• _GIVEN RECORDS_:

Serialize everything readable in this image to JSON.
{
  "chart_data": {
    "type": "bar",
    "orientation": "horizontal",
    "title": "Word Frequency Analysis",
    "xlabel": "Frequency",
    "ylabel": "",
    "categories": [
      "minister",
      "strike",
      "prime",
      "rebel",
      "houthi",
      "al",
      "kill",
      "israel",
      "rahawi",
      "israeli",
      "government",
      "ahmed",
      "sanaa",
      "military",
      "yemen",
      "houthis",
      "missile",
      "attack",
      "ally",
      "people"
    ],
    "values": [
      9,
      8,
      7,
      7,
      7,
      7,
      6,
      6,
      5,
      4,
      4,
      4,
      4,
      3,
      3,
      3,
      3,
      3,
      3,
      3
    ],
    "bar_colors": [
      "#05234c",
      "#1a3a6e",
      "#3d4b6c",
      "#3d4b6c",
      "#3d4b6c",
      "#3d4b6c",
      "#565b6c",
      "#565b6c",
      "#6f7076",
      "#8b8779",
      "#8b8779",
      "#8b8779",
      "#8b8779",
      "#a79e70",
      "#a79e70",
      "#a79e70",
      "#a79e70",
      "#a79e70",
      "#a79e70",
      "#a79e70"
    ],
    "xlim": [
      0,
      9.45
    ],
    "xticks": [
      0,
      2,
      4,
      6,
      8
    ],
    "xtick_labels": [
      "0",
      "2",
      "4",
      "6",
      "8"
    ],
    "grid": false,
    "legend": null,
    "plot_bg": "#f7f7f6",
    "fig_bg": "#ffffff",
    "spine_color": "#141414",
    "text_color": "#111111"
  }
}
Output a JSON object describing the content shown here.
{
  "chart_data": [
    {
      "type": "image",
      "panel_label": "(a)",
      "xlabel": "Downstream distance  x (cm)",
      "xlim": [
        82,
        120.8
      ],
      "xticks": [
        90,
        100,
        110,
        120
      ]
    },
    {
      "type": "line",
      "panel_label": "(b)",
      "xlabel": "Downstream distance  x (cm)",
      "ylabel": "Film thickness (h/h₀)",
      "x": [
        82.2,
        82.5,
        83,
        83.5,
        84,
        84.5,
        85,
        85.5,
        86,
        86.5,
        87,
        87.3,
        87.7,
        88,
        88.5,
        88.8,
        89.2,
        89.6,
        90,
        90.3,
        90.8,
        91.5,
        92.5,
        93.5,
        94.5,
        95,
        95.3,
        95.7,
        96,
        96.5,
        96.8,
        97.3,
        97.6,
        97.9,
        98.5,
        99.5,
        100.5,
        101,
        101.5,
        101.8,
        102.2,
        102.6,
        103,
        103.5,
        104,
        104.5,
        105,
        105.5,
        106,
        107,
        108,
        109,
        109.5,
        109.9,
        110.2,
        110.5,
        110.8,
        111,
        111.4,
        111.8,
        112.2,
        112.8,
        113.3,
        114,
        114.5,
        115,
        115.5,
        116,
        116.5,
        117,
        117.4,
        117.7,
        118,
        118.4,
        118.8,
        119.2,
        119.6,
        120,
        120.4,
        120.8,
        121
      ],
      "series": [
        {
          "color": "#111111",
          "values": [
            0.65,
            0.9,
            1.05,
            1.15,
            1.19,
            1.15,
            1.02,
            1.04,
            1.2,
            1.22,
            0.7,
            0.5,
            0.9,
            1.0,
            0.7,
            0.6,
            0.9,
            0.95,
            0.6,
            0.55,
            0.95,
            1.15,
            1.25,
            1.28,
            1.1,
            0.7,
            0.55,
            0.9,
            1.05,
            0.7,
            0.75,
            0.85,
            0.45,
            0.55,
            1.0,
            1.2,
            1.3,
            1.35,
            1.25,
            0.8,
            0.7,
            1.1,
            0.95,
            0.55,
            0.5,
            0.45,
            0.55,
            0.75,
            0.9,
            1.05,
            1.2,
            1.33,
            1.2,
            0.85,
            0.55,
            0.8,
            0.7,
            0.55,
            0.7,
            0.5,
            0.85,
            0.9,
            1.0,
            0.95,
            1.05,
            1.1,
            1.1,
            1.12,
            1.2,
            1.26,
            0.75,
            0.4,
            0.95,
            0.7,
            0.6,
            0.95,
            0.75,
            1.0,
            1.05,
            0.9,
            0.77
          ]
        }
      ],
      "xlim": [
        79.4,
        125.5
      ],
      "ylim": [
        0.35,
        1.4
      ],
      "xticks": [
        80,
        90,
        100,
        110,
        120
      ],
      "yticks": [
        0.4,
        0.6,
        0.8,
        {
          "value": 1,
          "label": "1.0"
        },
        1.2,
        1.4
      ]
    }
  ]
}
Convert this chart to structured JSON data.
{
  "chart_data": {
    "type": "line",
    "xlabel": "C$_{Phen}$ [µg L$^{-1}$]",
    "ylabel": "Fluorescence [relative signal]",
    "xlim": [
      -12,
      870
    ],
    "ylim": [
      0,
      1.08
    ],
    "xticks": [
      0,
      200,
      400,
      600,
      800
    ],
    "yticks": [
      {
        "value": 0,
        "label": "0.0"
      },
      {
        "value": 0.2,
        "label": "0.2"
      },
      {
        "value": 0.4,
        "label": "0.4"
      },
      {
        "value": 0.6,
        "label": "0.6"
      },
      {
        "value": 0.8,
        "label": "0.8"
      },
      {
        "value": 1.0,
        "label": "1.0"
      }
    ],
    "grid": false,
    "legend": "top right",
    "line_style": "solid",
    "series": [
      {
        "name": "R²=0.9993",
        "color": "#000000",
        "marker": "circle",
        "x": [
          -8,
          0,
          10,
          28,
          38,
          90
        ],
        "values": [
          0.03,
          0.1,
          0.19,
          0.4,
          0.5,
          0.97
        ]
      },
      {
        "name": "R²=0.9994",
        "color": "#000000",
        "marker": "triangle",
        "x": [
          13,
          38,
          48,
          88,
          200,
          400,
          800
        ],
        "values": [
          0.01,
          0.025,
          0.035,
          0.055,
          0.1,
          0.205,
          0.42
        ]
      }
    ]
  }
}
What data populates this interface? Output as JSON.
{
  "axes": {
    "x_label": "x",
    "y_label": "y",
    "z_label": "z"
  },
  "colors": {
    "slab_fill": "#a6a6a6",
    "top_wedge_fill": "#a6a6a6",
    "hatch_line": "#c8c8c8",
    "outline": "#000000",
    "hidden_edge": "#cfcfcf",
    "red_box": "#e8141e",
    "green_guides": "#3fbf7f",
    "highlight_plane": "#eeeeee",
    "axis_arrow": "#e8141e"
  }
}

• _EXERCISE INSTRUCTIONS_: Look through the records and gather every line containing "JSON".

• _RIGHT ANSWER_:
Serialize everything readable in this image to JSON.
Output a JSON object describing the content shown here.
Convert this chart to structured JSON data.
What data populates this interface? Output as JSON.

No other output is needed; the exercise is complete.